What is needed — Show each line of the data below that has the string "الشهادة" in it.

Records provided —
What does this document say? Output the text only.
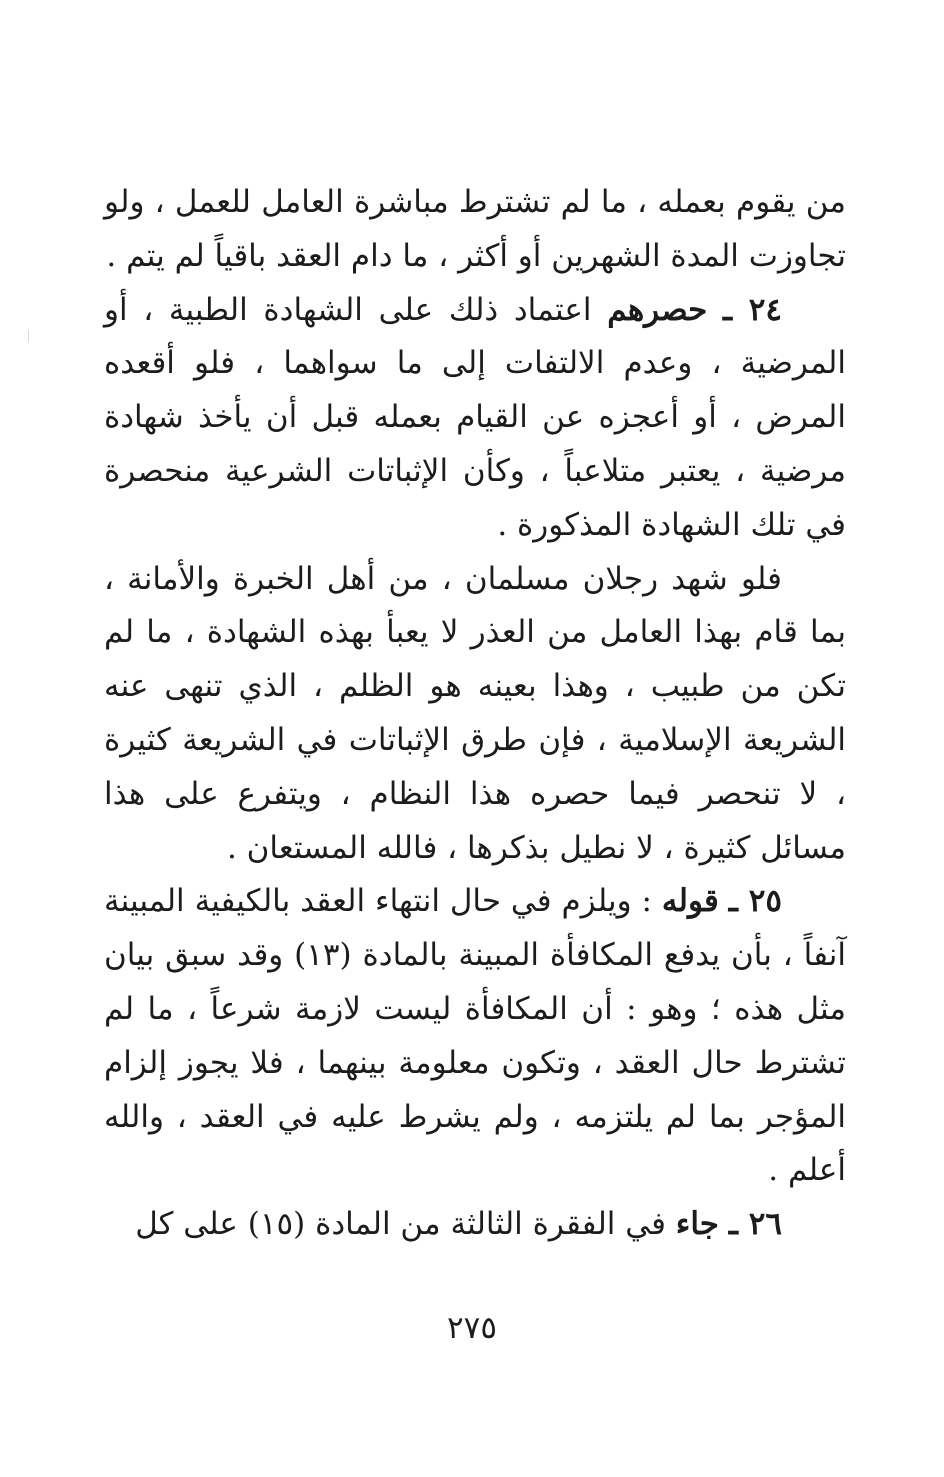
من يقوم بعمله ، ما لم تشترط مباشرة العامل للعمل ، ولو تجاوزت المدة الشهرين أو أكثر ، ما دام العقد باقياً لم يتم .

٢٤ ـ حصرهم اعتماد ذلك على الشهادة الطبية ، أو المرضية ، وعدم الالتفات إلى ما سواهما ، فلو أقعده المرض ، أو أعجزه عن القيام بعمله قبل أن يأخذ شهادة مرضية ، يعتبر متلاعباً ، وكأن الإثباتات الشرعية منحصرة في تلك الشهادة المذكورة .

فلو شهد رجلان مسلمان ، من أهل الخبرة والأمانة ، بما قام بهذا العامل من العذر لا يعبأ بهذه الشهادة ، ما لم تكن من طبيب ، وهذا بعينه هو الظلم ، الذي تنهى عنه الشريعة الإسلامية ، فإن طرق الإثباتات في الشريعة كثيرة ، لا تنحصر فيما حصره هذا النظام ، ويتفرع على هذا مسائل كثيرة ، لا نطيل بذكرها ، فالله المستعان .

٢٥ ـ قوله : ويلزم في حال انتهاء العقد بالكيفية المبينة آنفاً ، بأن يدفع المكافأة المبينة بالمادة (١٣) وقد سبق بيان مثل هذه ؛ وهو : أن المكافأة ليست لازمة شرعاً ، ما لم تشترط حال العقد ، وتكون معلومة بينهما ، فلا يجوز إلزام المؤجر بما لم يلتزمه ، ولم يشرط عليه في العقد ، والله أعلم .

٢٦ ـ جاء في الفقرة الثالثة من المادة (١٥) على كل

٢٧٥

Finished answer —
٢٤ ـ حصرهم اعتماد ذلك على الشهادة الطبية ، أو المرضية ، وعدم الالتفات إلى ما سواهما ، فلو أقعده المرض ، أو أعجزه عن القيام بعمله قبل أن يأخذ شهادة مرضية ، يعتبر متلاعباً ، وكأن الإثباتات الشرعية منحصرة في تلك الشهادة المذكورة .
فلو شهد رجلان مسلمان ، من أهل الخبرة والأمانة ، بما قام بهذا العامل من العذر لا يعبأ بهذه الشهادة ، ما لم تكن من طبيب ، وهذا بعينه هو الظلم ، الذي تنهى عنه الشريعة الإسلامية ، فإن طرق الإثباتات في الشريعة كثيرة ، لا تنحصر فيما حصره هذا النظام ، ويتفرع على هذا مسائل كثيرة ، لا نطيل بذكرها ، فالله المستعان .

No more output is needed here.